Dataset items
#####

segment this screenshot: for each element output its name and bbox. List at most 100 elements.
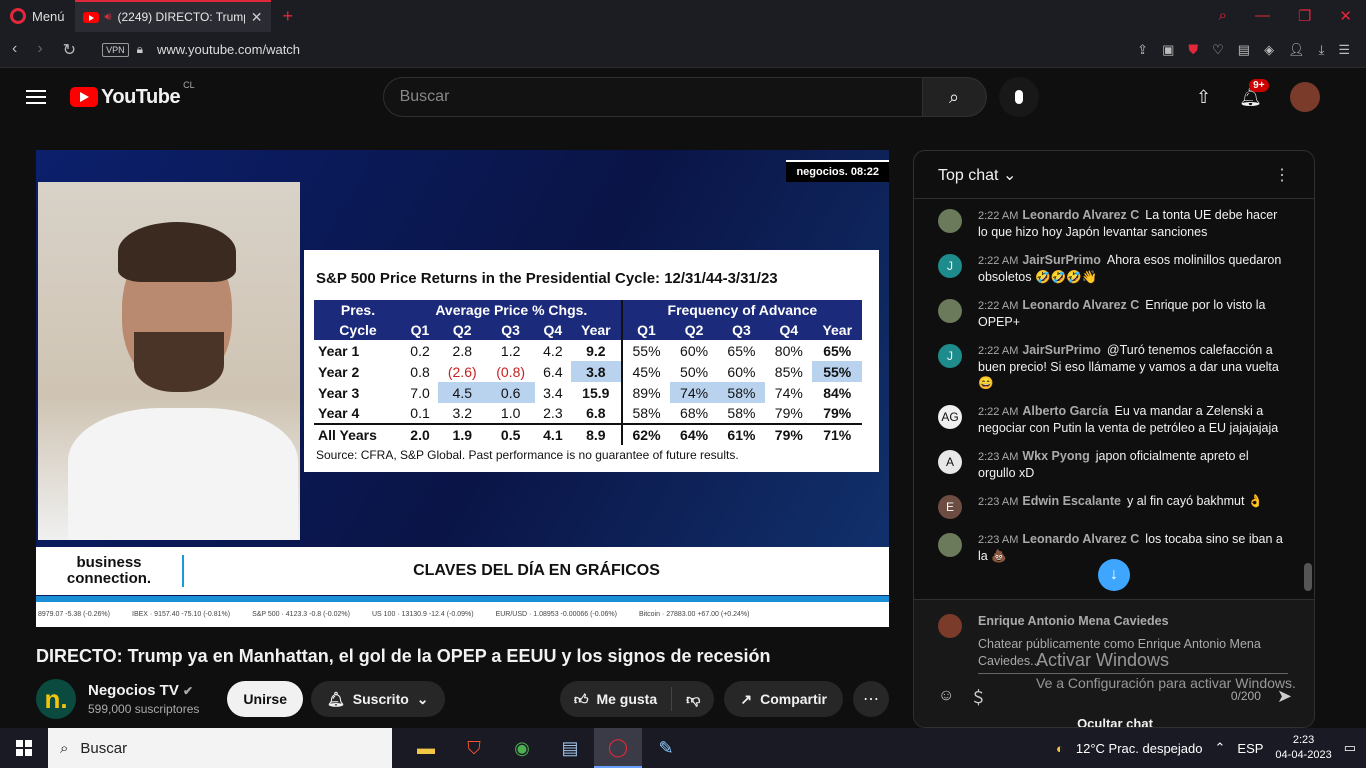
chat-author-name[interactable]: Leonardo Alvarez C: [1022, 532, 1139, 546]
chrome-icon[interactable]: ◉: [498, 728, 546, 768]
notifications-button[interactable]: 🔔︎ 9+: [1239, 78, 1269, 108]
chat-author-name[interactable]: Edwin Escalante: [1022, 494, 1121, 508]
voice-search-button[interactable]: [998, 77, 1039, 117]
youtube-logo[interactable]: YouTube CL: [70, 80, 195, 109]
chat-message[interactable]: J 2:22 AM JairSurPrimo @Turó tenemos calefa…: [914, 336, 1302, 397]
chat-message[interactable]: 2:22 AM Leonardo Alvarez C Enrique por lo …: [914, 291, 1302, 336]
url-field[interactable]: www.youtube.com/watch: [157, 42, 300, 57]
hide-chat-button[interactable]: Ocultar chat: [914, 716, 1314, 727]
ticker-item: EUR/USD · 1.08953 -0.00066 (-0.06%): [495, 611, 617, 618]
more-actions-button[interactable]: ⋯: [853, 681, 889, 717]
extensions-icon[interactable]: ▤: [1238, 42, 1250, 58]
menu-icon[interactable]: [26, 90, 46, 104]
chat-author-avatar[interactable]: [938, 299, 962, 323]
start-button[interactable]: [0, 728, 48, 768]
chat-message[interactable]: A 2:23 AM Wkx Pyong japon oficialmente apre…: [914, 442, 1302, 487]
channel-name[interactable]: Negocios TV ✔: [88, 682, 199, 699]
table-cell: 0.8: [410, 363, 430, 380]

#####

Please update the dataset items above by changing "bbox" to "bounding box" everywhere, with nothing else altered, and omit the pictures from your answer.

THE SOLUTION -
segment this screenshot: for each element output its name and bounding box. List at most 100 elements.
chat-author-name[interactable]: Leonardo Alvarez C: [1022, 532, 1139, 546]
chrome-icon[interactable]: ◉: [498, 728, 546, 768]
notifications-button[interactable]: 🔔︎ 9+: [1239, 78, 1269, 108]
chat-author-name[interactable]: Edwin Escalante: [1022, 494, 1121, 508]
voice-search-button[interactable]: [998, 77, 1039, 117]
youtube-logo[interactable]: YouTube CL: [70, 80, 195, 109]
chat-message[interactable]: J 2:22 AM JairSurPrimo @Turó tenemos calefa…: [914, 336, 1302, 397]
chat-message[interactable]: 2:22 AM Leonardo Alvarez C Enrique por lo …: [914, 291, 1302, 336]
url-field[interactable]: www.youtube.com/watch: [157, 42, 300, 57]
hide-chat-button[interactable]: Ocultar chat: [914, 716, 1314, 727]
ticker-item: EUR/USD · 1.08953 -0.00066 (-0.06%): [495, 611, 617, 618]
more-actions-button[interactable]: ⋯: [853, 681, 889, 717]
extensions-icon[interactable]: ▤: [1238, 42, 1250, 58]
menu-icon[interactable]: [26, 90, 46, 104]
chat-author-avatar[interactable]: [938, 299, 962, 323]
start-button[interactable]: [0, 728, 48, 768]
chat-message[interactable]: A 2:23 AM Wkx Pyong japon oficialmente apre…: [914, 442, 1302, 487]
channel-name[interactable]: Negocios TV ✔: [88, 682, 199, 699]
table-cell: 0.8: [410, 363, 430, 380]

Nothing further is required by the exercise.